--- Begin RECORD SET ---

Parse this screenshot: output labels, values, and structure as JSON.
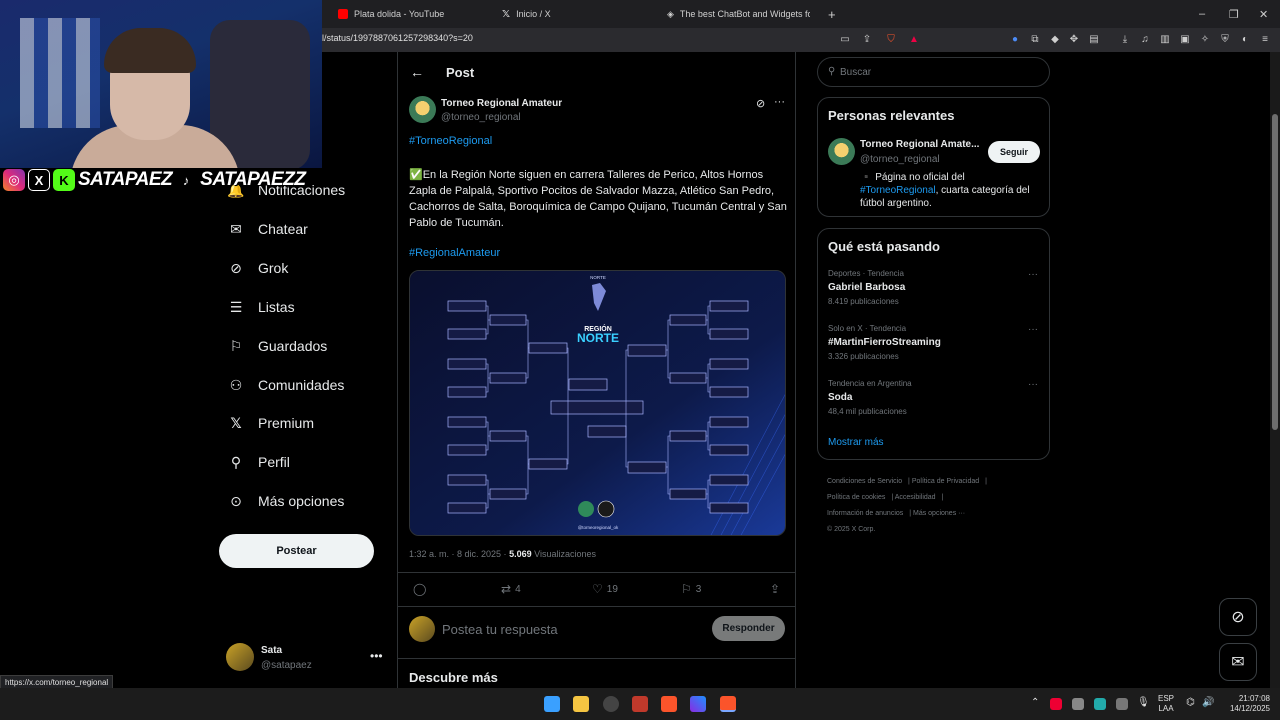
{
  "tabs": [
    {
      "title": "Plata dolida - YouTube",
      "icon": "youtube-icon",
      "color": "#ff0000"
    },
    {
      "title": "Inicio / X",
      "icon": "x-icon",
      "color": "#ffffff"
    },
    {
      "title": "The best ChatBot and Widgets for Ki",
      "icon": "chatbot-icon",
      "color": "#ffffff"
    }
  ],
  "url": "l/status/1997887061257298340?s=20",
  "nav": [
    {
      "label": "Notificaciones",
      "icon": "bell-icon"
    },
    {
      "label": "Chatear",
      "icon": "mail-icon"
    },
    {
      "label": "Grok",
      "icon": "grok-icon"
    },
    {
      "label": "Listas",
      "icon": "list-icon"
    },
    {
      "label": "Guardados",
      "icon": "bookmark-icon"
    },
    {
      "label": "Comunidades",
      "icon": "communities-icon"
    },
    {
      "label": "Premium",
      "icon": "x-icon"
    },
    {
      "label": "Perfil",
      "icon": "person-icon"
    },
    {
      "label": "Más opciones",
      "icon": "more-circle-icon"
    }
  ],
  "post_button": "Postear",
  "me": {
    "name": "Sata",
    "handle": "@satapaez"
  },
  "header": {
    "title": "Post"
  },
  "post": {
    "author": "Torneo Regional Amateur",
    "handle": "@torneo_regional",
    "hashtag1": "#TorneoRegional",
    "body": "✅En la Región Norte siguen en carrera Talleres de Perico, Altos Hornos Zapla de Palpalá, Sportivo Pocitos de Salvador Mazza, Atlético San Pedro, Cachorros de Salta, Boroquímica de Campo Quijano, Tucumán Central y San Pablo de Tucumán.",
    "hashtag2": "#RegionalAmateur",
    "image": {
      "banner": "NORTE",
      "title_small": "REGIÓN",
      "title_big": "NORTE",
      "credit": "@torneoregional_ok"
    },
    "time": "1:32 a. m. · 8 dic. 2025 · ",
    "views_count": "5.069",
    "views_label": "Visualizaciones",
    "replies": "",
    "reposts": "4",
    "likes": "19",
    "bookmarks": "3"
  },
  "reply": {
    "placeholder": "Postea tu respuesta",
    "button": "Responder"
  },
  "discover": "Descubre más",
  "search": {
    "placeholder": "Buscar"
  },
  "relevant": {
    "title": "Personas relevantes",
    "name": "Torneo Regional Amate...",
    "handle": "@torneo_regional",
    "follow": "Seguir",
    "bio_pre": "▪️ Página no oficial del ",
    "bio_tag": "#TorneoRegional",
    "bio_post": ", cuarta categoría del fútbol argentino."
  },
  "trends": {
    "title": "Qué está pasando",
    "items": [
      {
        "category": "Deportes · Tendencia",
        "title": "Gabriel Barbosa",
        "count": "8.419 publicaciones"
      },
      {
        "category": "Solo en X · Tendencia",
        "title": "#MartinFierroStreaming",
        "count": "3.326 publicaciones"
      },
      {
        "category": "Tendencia en Argentina",
        "title": "Soda",
        "count": "48,4 mil publicaciones"
      }
    ],
    "show_more": "Mostrar más"
  },
  "footer": [
    "Condiciones de Servicio",
    "Política de Privacidad",
    "Política de cookies",
    "Accesibilidad",
    "Información de anuncios",
    "Más opciones ···",
    "© 2025 X Corp."
  ],
  "status_link": "https://x.com/torneo_regional",
  "streamer": {
    "name1": "SATAPAEZ",
    "name2": "SATAPAEZZ"
  },
  "taskbar": {
    "lang1": "ESP",
    "lang2": "LAA",
    "time": "21:07:08",
    "date": "14/12/2025"
  },
  "colors": {
    "accent": "#1d9bf0",
    "bg": "#000000",
    "border": "#2f3336",
    "muted": "#71767b"
  }
}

--- End RECORD SET ---

* _INSTRUCTION_
In your copy, repeat each record exactly and include no pictures.

* _ANSWER TO THIS TASK_
Parse this screenshot: output labels, values, and structure as JSON.
{
  "tabs": [
    {
      "title": "Plata dolida - YouTube",
      "icon": "youtube-icon",
      "color": "#ff0000"
    },
    {
      "title": "Inicio / X",
      "icon": "x-icon",
      "color": "#ffffff"
    },
    {
      "title": "The best ChatBot and Widgets for Ki",
      "icon": "chatbot-icon",
      "color": "#ffffff"
    }
  ],
  "url": "l/status/1997887061257298340?s=20",
  "nav": [
    {
      "label": "Notificaciones",
      "icon": "bell-icon"
    },
    {
      "label": "Chatear",
      "icon": "mail-icon"
    },
    {
      "label": "Grok",
      "icon": "grok-icon"
    },
    {
      "label": "Listas",
      "icon": "list-icon"
    },
    {
      "label": "Guardados",
      "icon": "bookmark-icon"
    },
    {
      "label": "Comunidades",
      "icon": "communities-icon"
    },
    {
      "label": "Premium",
      "icon": "x-icon"
    },
    {
      "label": "Perfil",
      "icon": "person-icon"
    },
    {
      "label": "Más opciones",
      "icon": "more-circle-icon"
    }
  ],
  "post_button": "Postear",
  "me": {
    "name": "Sata",
    "handle": "@satapaez"
  },
  "header": {
    "title": "Post"
  },
  "post": {
    "author": "Torneo Regional Amateur",
    "handle": "@torneo_regional",
    "hashtag1": "#TorneoRegional",
    "body": "✅En la Región Norte siguen en carrera Talleres de Perico, Altos Hornos Zapla de Palpalá, Sportivo Pocitos de Salvador Mazza, Atlético San Pedro, Cachorros de Salta, Boroquímica de Campo Quijano, Tucumán Central y San Pablo de Tucumán.",
    "hashtag2": "#RegionalAmateur",
    "image": {
      "banner": "NORTE",
      "title_small": "REGIÓN",
      "title_big": "NORTE",
      "credit": "@torneoregional_ok"
    },
    "time": "1:32 a. m. · 8 dic. 2025 · ",
    "views_count": "5.069",
    "views_label": "Visualizaciones",
    "replies": "",
    "reposts": "4",
    "likes": "19",
    "bookmarks": "3"
  },
  "reply": {
    "placeholder": "Postea tu respuesta",
    "button": "Responder"
  },
  "discover": "Descubre más",
  "search": {
    "placeholder": "Buscar"
  },
  "relevant": {
    "title": "Personas relevantes",
    "name": "Torneo Regional Amate...",
    "handle": "@torneo_regional",
    "follow": "Seguir",
    "bio_pre": "▪️ Página no oficial del ",
    "bio_tag": "#TorneoRegional",
    "bio_post": ", cuarta categoría del fútbol argentino."
  },
  "trends": {
    "title": "Qué está pasando",
    "items": [
      {
        "category": "Deportes · Tendencia",
        "title": "Gabriel Barbosa",
        "count": "8.419 publicaciones"
      },
      {
        "category": "Solo en X · Tendencia",
        "title": "#MartinFierroStreaming",
        "count": "3.326 publicaciones"
      },
      {
        "category": "Tendencia en Argentina",
        "title": "Soda",
        "count": "48,4 mil publicaciones"
      }
    ],
    "show_more": "Mostrar más"
  },
  "footer": [
    "Condiciones de Servicio",
    "Política de Privacidad",
    "Política de cookies",
    "Accesibilidad",
    "Información de anuncios",
    "Más opciones ···",
    "© 2025 X Corp."
  ],
  "status_link": "https://x.com/torneo_regional",
  "streamer": {
    "name1": "SATAPAEZ",
    "name2": "SATAPAEZZ"
  },
  "taskbar": {
    "lang1": "ESP",
    "lang2": "LAA",
    "time": "21:07:08",
    "date": "14/12/2025"
  },
  "colors": {
    "accent": "#1d9bf0",
    "bg": "#000000",
    "border": "#2f3336",
    "muted": "#71767b"
  }
}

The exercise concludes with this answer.